→ Raw records
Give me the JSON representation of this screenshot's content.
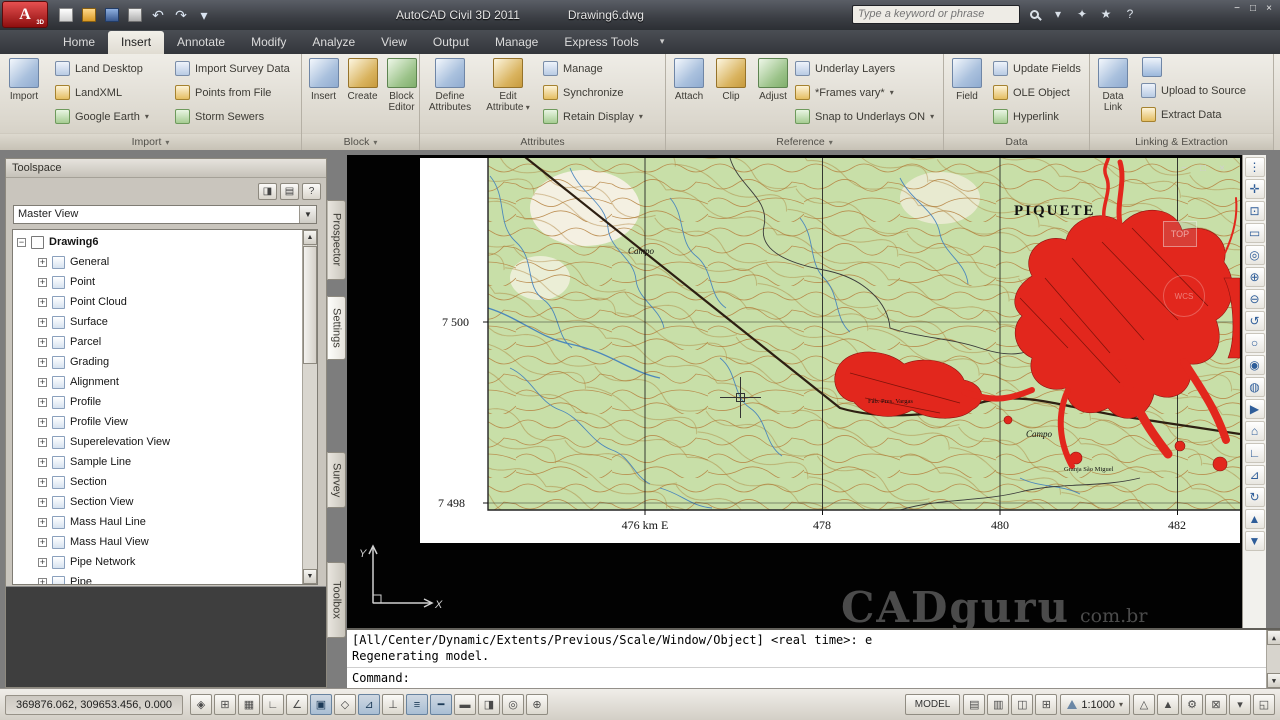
{
  "titlebar": {
    "app_title": "AutoCAD Civil 3D 2011",
    "doc_title": "Drawing6.dwg",
    "app_logo_letter": "A",
    "app_badge": "3D",
    "search_placeholder": "Type a keyword or phrase",
    "qat": [
      {
        "name": "qat-new-button",
        "kind": "new"
      },
      {
        "name": "qat-open-button",
        "kind": "open"
      },
      {
        "name": "qat-save-button",
        "kind": "save"
      },
      {
        "name": "qat-plot-button",
        "kind": "plot"
      },
      {
        "name": "qat-undo-button",
        "glyph": "↶"
      },
      {
        "name": "qat-redo-button",
        "glyph": "↷"
      },
      {
        "name": "qat-customize-caret",
        "glyph": "▾"
      }
    ],
    "infocenter": [
      {
        "name": "search-go-button",
        "kind": "mag"
      },
      {
        "name": "search-caret",
        "glyph": "▾"
      },
      {
        "name": "communication-center-button",
        "glyph": "✦"
      },
      {
        "name": "favorites-button",
        "glyph": "★"
      },
      {
        "name": "help-button",
        "glyph": "?"
      }
    ],
    "window_buttons": [
      {
        "name": "window-minimize-button",
        "glyph": "−"
      },
      {
        "name": "window-restore-button",
        "glyph": "□"
      },
      {
        "name": "window-close-button",
        "glyph": "×"
      }
    ]
  },
  "ribbon": {
    "tabs": [
      "Home",
      "Insert",
      "Annotate",
      "Modify",
      "Analyze",
      "View",
      "Output",
      "Manage",
      "Express Tools"
    ],
    "active_tab": "Insert",
    "panels": {
      "import": {
        "footer": "Import",
        "big": {
          "label": "Import"
        },
        "col1": [
          {
            "label": "Land Desktop"
          },
          {
            "label": "LandXML"
          },
          {
            "label": "Google Earth",
            "caret": true
          }
        ],
        "col2": [
          {
            "label": "Import Survey Data"
          },
          {
            "label": "Points from File"
          },
          {
            "label": "Storm Sewers"
          }
        ]
      },
      "block": {
        "footer": "Block",
        "bigs": [
          {
            "label": "Insert"
          },
          {
            "label": "Create"
          },
          {
            "label": "Block Editor"
          }
        ]
      },
      "attributes": {
        "footer": "Attributes",
        "bigs": [
          {
            "label": "Define Attributes"
          },
          {
            "label": "Edit Attribute",
            "caret": true
          }
        ],
        "col": [
          {
            "label": "Manage"
          },
          {
            "label": "Synchronize"
          },
          {
            "label": "Retain Display",
            "caret": true
          }
        ]
      },
      "reference": {
        "footer": "Reference",
        "bigs": [
          {
            "label": "Attach"
          },
          {
            "label": "Clip"
          },
          {
            "label": "Adjust"
          }
        ],
        "col": [
          {
            "label": "Underlay Layers"
          },
          {
            "label": "*Frames vary*",
            "caret": true
          },
          {
            "label": "Snap to Underlays ON",
            "caret": true
          }
        ]
      },
      "data": {
        "footer": "Data",
        "bigs": [
          {
            "label": "Field"
          }
        ],
        "col": [
          {
            "label": "Update Fields"
          },
          {
            "label": "OLE Object"
          },
          {
            "label": "Hyperlink"
          }
        ]
      },
      "linking": {
        "footer": "Linking & Extraction",
        "bigs": [
          {
            "label": "Data Link"
          }
        ],
        "col": [
          {
            "label": "Upload to Source"
          },
          {
            "label": "Extract Data"
          }
        ]
      }
    }
  },
  "toolspace": {
    "title": "Toolspace",
    "buttons": [
      {
        "name": "toolspace-autohide-button",
        "glyph": "◨"
      },
      {
        "name": "toolspace-properties-button",
        "glyph": "▤"
      },
      {
        "name": "toolspace-help-button",
        "glyph": "?"
      }
    ],
    "view_selector": "Master View",
    "root": "Drawing6",
    "items": [
      "General",
      "Point",
      "Point Cloud",
      "Surface",
      "Parcel",
      "Grading",
      "Alignment",
      "Profile",
      "Profile View",
      "Superelevation View",
      "Sample Line",
      "Section",
      "Section View",
      "Mass Haul Line",
      "Mass Haul View",
      "Pipe Network",
      "Pipe"
    ],
    "tabs": [
      {
        "label": "Prospector"
      },
      {
        "label": "Settings",
        "active": true
      },
      {
        "label": "Survey"
      },
      {
        "label": "Toolbox"
      }
    ]
  },
  "canvas": {
    "window_buttons": [
      {
        "name": "drawing-minimize-button",
        "glyph": "−"
      },
      {
        "name": "drawing-restore-button",
        "glyph": "□"
      },
      {
        "name": "drawing-close-button",
        "glyph": "×"
      }
    ],
    "viewcube_label": "TOP",
    "wcs_label": "WCS",
    "ucs_x": "X",
    "ucs_y": "Y",
    "watermark_main": "CADguru",
    "watermark_suffix": "com.br",
    "map": {
      "place_city": "PIQUETE",
      "place_campo_1": "Campo",
      "place_campo_2": "Campo",
      "place_granja": "Granja São Miguel",
      "place_vargas": "Fáb. Pres. Vargas",
      "grid_y_1": "7 500",
      "grid_y_2": "7 498",
      "grid_x_1": "476 km E",
      "grid_x_2": "478",
      "grid_x_3": "480",
      "grid_x_4": "482"
    }
  },
  "navbar": {
    "items": [
      {
        "name": "navbar-grip",
        "glyph": "⋮"
      },
      {
        "name": "pan-tool",
        "glyph": "✛"
      },
      {
        "name": "zoom-extents-tool",
        "glyph": "⊡"
      },
      {
        "name": "zoom-window-tool",
        "glyph": "▭"
      },
      {
        "name": "zoom-realtime-tool",
        "glyph": "◎"
      },
      {
        "name": "zoom-in-tool",
        "glyph": "⊕"
      },
      {
        "name": "zoom-out-tool",
        "glyph": "⊖"
      },
      {
        "name": "zoom-previous-tool",
        "glyph": "↺"
      },
      {
        "name": "orbit-tool",
        "glyph": "○"
      },
      {
        "name": "free-orbit-tool",
        "glyph": "◉"
      },
      {
        "name": "steering-wheel-tool",
        "glyph": "◍"
      },
      {
        "name": "show-motion-tool",
        "glyph": "▶"
      },
      {
        "name": "viewcube-home-tool",
        "glyph": "⌂"
      },
      {
        "name": "ucs-toggle-tool",
        "glyph": "∟"
      },
      {
        "name": "measure-tool",
        "glyph": "⊿"
      },
      {
        "name": "regen-tool",
        "glyph": "↻"
      },
      {
        "name": "scroll-up-button",
        "glyph": "▲"
      },
      {
        "name": "scroll-down-button",
        "glyph": "▼"
      }
    ]
  },
  "command": {
    "history_1": "[All/Center/Dynamic/Extents/Previous/Scale/Window/Object] <real time>: e",
    "history_2": "Regenerating model.",
    "prompt": "Command:"
  },
  "statusbar": {
    "coords": "369876.062, 309653.456, 0.000",
    "toggles": [
      {
        "name": "toggle-infer-constraints",
        "glyph": "◈",
        "active": false
      },
      {
        "name": "toggle-snap",
        "glyph": "⊞",
        "active": false
      },
      {
        "name": "toggle-grid",
        "glyph": "▦",
        "active": false
      },
      {
        "name": "toggle-ortho",
        "glyph": "∟",
        "active": false
      },
      {
        "name": "toggle-polar",
        "glyph": "∠",
        "active": false
      },
      {
        "name": "toggle-osnap",
        "glyph": "▣",
        "active": true
      },
      {
        "name": "toggle-3d-osnap",
        "glyph": "◇",
        "active": false
      },
      {
        "name": "toggle-otrack",
        "glyph": "⊿",
        "active": true
      },
      {
        "name": "toggle-ducs",
        "glyph": "⊥",
        "active": false
      },
      {
        "name": "toggle-dyn",
        "glyph": "≡",
        "active": true
      },
      {
        "name": "toggle-lwt",
        "glyph": "━",
        "active": true
      },
      {
        "name": "toggle-transparency",
        "glyph": "▬",
        "active": false
      },
      {
        "name": "toggle-quick-properties",
        "glyph": "◨",
        "active": false
      },
      {
        "name": "toggle-selection-cycling",
        "glyph": "◎",
        "active": false
      },
      {
        "name": "toggle-annotation-monitor",
        "glyph": "⊕",
        "active": false
      }
    ],
    "model_label": "MODEL",
    "right_icons_a": [
      {
        "name": "model-space-button",
        "glyph": "▤"
      },
      {
        "name": "layout-button",
        "glyph": "▥"
      },
      {
        "name": "quick-view-layouts-button",
        "glyph": "◫"
      },
      {
        "name": "quick-view-drawings-button",
        "glyph": "⊞"
      }
    ],
    "scale_label": "1:1000",
    "right_icons_b": [
      {
        "name": "annotation-visibility-button",
        "glyph": "△"
      },
      {
        "name": "autoscale-button",
        "glyph": "▲"
      },
      {
        "name": "workspace-switching-button",
        "glyph": "⚙"
      },
      {
        "name": "toolbar-lock-button",
        "glyph": "⊠"
      },
      {
        "name": "status-menu-caret",
        "glyph": "▾"
      },
      {
        "name": "clean-screen-button",
        "glyph": "◱"
      }
    ]
  }
}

→ Task directions
From the entries above, select each line containing the string "osnap".

→ Task response
        "name": "toggle-osnap",
        "name": "toggle-3d-osnap",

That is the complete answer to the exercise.